§ **Directions for this task**
Scan the records for the word "text". Copy each line that includes it.

§ **Raw data**
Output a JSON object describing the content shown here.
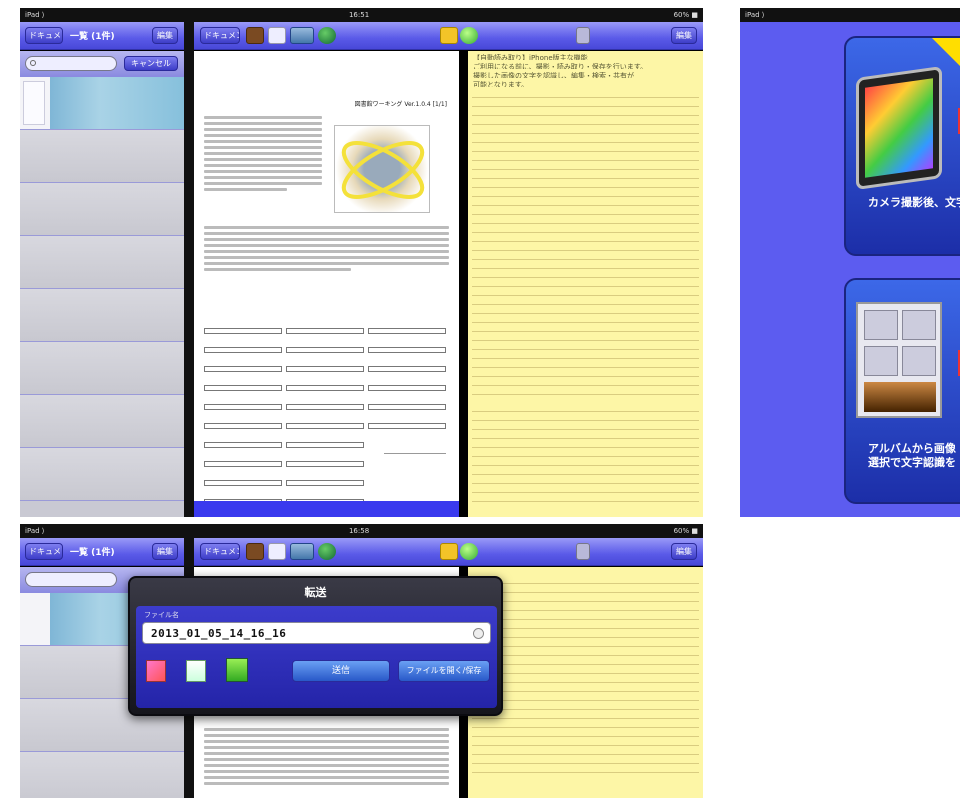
{
  "top_screen": {
    "status": {
      "left": "iPad ⟩",
      "time": "16:51",
      "right": "60% ■"
    },
    "list_panel": {
      "title": "一覧 (1件)",
      "left_button": "ドキュメント",
      "right_button": "編集",
      "search_placeholder": "",
      "search_button": "キャンセル",
      "rows": 8
    },
    "toolbar": {
      "left_button": "ドキュメント",
      "right_button": "編集"
    },
    "document": {
      "heading": "図書館ワーキング Ver.1.0.4 [1/1]"
    },
    "memo": {
      "lines": [
        "【自動読み取り】iPhone版主な機能",
        "ご利用になる前に、撮影・読み取り・保存を行います。",
        "撮影した画像の文字を認識し、編集・検索・共有が",
        "可能となります。",
        "",
        "",
        "",
        "",
        "",
        "",
        "",
        "",
        "",
        "",
        "",
        "",
        "",
        "",
        "",
        "",
        "",
        "",
        "",
        "",
        "",
        "",
        "",
        "",
        "",
        "",
        "",
        "",
        "",
        "",
        "",
        "",
        "",
        "",
        "",
        "",
        "",
        "",
        "",
        "",
        "",
        "",
        "",
        "",
        "",
        "",
        ""
      ]
    }
  },
  "right_screen": {
    "status": {
      "left": "iPad ⟩"
    },
    "card1": {
      "text": "カメラ撮影後、文字認識を行う"
    },
    "card2": {
      "text": "アルバムから画像選択で文字認識を行う"
    }
  },
  "bottom_screen": {
    "status": {
      "left": "iPad ⟩",
      "time": "16:58",
      "right": "60% ■"
    },
    "list_panel": {
      "title": "一覧 (1件)",
      "left_button": "ドキュメント",
      "right_button": "編集"
    },
    "toolbar": {
      "left_button": "ドキュメント",
      "right_button": "編集"
    },
    "dialog": {
      "title": "転送",
      "field_label": "ファイル名",
      "field_value": "2013_01_05_14_16_16",
      "left_button": "送信",
      "right_button": "ファイルを開く/保存"
    }
  },
  "colors": {
    "toolbar": "#5a5ae8",
    "memo": "#fdf6a6",
    "card": "#2a44c0",
    "accent": "#ffde00"
  }
}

§ **Correct output**
      "text": "カメラ撮影後、文字認識を行う"
      "text": "アルバムから画像選択で文字認識を行う"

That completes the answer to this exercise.